** Task inputs **
===
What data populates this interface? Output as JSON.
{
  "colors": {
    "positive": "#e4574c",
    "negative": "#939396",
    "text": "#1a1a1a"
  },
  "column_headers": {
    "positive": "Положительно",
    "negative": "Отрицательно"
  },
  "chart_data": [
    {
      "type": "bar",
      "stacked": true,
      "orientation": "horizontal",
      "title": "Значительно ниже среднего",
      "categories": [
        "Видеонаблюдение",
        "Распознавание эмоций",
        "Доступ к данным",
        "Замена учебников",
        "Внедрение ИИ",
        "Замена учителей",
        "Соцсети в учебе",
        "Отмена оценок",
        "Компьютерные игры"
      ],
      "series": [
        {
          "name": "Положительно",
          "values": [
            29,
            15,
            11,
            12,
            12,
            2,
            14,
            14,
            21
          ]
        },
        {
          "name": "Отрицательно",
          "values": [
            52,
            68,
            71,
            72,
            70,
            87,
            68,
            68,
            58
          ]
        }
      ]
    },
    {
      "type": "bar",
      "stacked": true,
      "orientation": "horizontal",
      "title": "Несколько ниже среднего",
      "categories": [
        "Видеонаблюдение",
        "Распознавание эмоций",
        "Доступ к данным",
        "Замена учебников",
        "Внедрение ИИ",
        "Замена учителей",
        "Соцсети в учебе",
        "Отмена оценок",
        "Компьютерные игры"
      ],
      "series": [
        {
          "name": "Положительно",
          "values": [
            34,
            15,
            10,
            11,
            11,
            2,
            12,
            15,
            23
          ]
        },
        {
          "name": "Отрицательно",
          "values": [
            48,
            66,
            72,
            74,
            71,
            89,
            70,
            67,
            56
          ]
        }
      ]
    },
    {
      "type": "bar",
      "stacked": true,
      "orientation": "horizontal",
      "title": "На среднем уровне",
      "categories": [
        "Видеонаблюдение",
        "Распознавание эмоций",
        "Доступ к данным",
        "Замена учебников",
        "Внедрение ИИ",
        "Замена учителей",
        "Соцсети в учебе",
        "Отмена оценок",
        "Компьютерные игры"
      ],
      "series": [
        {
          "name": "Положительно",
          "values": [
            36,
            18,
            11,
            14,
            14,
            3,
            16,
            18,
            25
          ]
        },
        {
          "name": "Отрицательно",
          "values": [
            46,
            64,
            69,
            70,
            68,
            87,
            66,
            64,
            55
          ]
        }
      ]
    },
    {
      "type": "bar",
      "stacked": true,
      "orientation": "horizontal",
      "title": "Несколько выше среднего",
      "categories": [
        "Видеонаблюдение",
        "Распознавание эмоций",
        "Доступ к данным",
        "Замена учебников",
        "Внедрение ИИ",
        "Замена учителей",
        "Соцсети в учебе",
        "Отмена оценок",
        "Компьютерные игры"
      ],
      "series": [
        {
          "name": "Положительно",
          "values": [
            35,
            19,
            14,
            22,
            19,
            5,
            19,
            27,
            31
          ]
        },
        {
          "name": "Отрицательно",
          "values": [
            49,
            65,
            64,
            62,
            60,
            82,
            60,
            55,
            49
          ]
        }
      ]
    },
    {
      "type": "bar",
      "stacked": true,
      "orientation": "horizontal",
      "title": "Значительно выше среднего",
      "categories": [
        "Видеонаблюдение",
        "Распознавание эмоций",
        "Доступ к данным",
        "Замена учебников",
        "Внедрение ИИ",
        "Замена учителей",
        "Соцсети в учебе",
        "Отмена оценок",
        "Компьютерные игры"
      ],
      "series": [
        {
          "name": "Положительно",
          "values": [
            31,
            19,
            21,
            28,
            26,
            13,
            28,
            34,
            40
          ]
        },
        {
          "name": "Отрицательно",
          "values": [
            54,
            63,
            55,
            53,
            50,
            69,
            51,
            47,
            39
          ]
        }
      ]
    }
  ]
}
===
** What to do **
Restate the listing above word for word.

** Output for this task **
What data populates this interface? Output as JSON.
{
  "colors": {
    "positive": "#e4574c",
    "negative": "#939396",
    "text": "#1a1a1a"
  },
  "column_headers": {
    "positive": "Положительно",
    "negative": "Отрицательно"
  },
  "chart_data": [
    {
      "type": "bar",
      "stacked": true,
      "orientation": "horizontal",
      "title": "Значительно ниже среднего",
      "categories": [
        "Видеонаблюдение",
        "Распознавание эмоций",
        "Доступ к данным",
        "Замена учебников",
        "Внедрение ИИ",
        "Замена учителей",
        "Соцсети в учебе",
        "Отмена оценок",
        "Компьютерные игры"
      ],
      "series": [
        {
          "name": "Положительно",
          "values": [
            29,
            15,
            11,
            12,
            12,
            2,
            14,
            14,
            21
          ]
        },
        {
          "name": "Отрицательно",
          "values": [
            52,
            68,
            71,
            72,
            70,
            87,
            68,
            68,
            58
          ]
        }
      ]
    },
    {
      "type": "bar",
      "stacked": true,
      "orientation": "horizontal",
      "title": "Несколько ниже среднего",
      "categories": [
        "Видеонаблюдение",
        "Распознавание эмоций",
        "Доступ к данным",
        "Замена учебников",
        "Внедрение ИИ",
        "Замена учителей",
        "Соцсети в учебе",
        "Отмена оценок",
        "Компьютерные игры"
      ],
      "series": [
        {
          "name": "Положительно",
          "values": [
            34,
            15,
            10,
            11,
            11,
            2,
            12,
            15,
            23
          ]
        },
        {
          "name": "Отрицательно",
          "values": [
            48,
            66,
            72,
            74,
            71,
            89,
            70,
            67,
            56
          ]
        }
      ]
    },
    {
      "type": "bar",
      "stacked": true,
      "orientation": "horizontal",
      "title": "На среднем уровне",
      "categories": [
        "Видеонаблюдение",
        "Распознавание эмоций",
        "Доступ к данным",
        "Замена учебников",
        "Внедрение ИИ",
        "Замена учителей",
        "Соцсети в учебе",
        "Отмена оценок",
        "Компьютерные игры"
      ],
      "series": [
        {
          "name": "Положительно",
          "values": [
            36,
            18,
            11,
            14,
            14,
            3,
            16,
            18,
            25
          ]
        },
        {
          "name": "Отрицательно",
          "values": [
            46,
            64,
            69,
            70,
            68,
            87,
            66,
            64,
            55
          ]
        }
      ]
    },
    {
      "type": "bar",
      "stacked": true,
      "orientation": "horizontal",
      "title": "Несколько выше среднего",
      "categories": [
        "Видеонаблюдение",
        "Распознавание эмоций",
        "Доступ к данным",
        "Замена учебников",
        "Внедрение ИИ",
        "Замена учителей",
        "Соцсети в учебе",
        "Отмена оценок",
        "Компьютерные игры"
      ],
      "series": [
        {
          "name": "Положительно",
          "values": [
            35,
            19,
            14,
            22,
            19,
            5,
            19,
            27,
            31
          ]
        },
        {
          "name": "Отрицательно",
          "values": [
            49,
            65,
            64,
            62,
            60,
            82,
            60,
            55,
            49
          ]
        }
      ]
    },
    {
      "type": "bar",
      "stacked": true,
      "orientation": "horizontal",
      "title": "Значительно выше среднего",
      "categories": [
        "Видеонаблюдение",
        "Распознавание эмоций",
        "Доступ к данным",
        "Замена учебников",
        "Внедрение ИИ",
        "Замена учителей",
        "Соцсети в учебе",
        "Отмена оценок",
        "Компьютерные игры"
      ],
      "series": [
        {
          "name": "Положительно",
          "values": [
            31,
            19,
            21,
            28,
            26,
            13,
            28,
            34,
            40
          ]
        },
        {
          "name": "Отрицательно",
          "values": [
            54,
            63,
            55,
            53,
            50,
            69,
            51,
            47,
            39
          ]
        }
      ]
    }
  ]
}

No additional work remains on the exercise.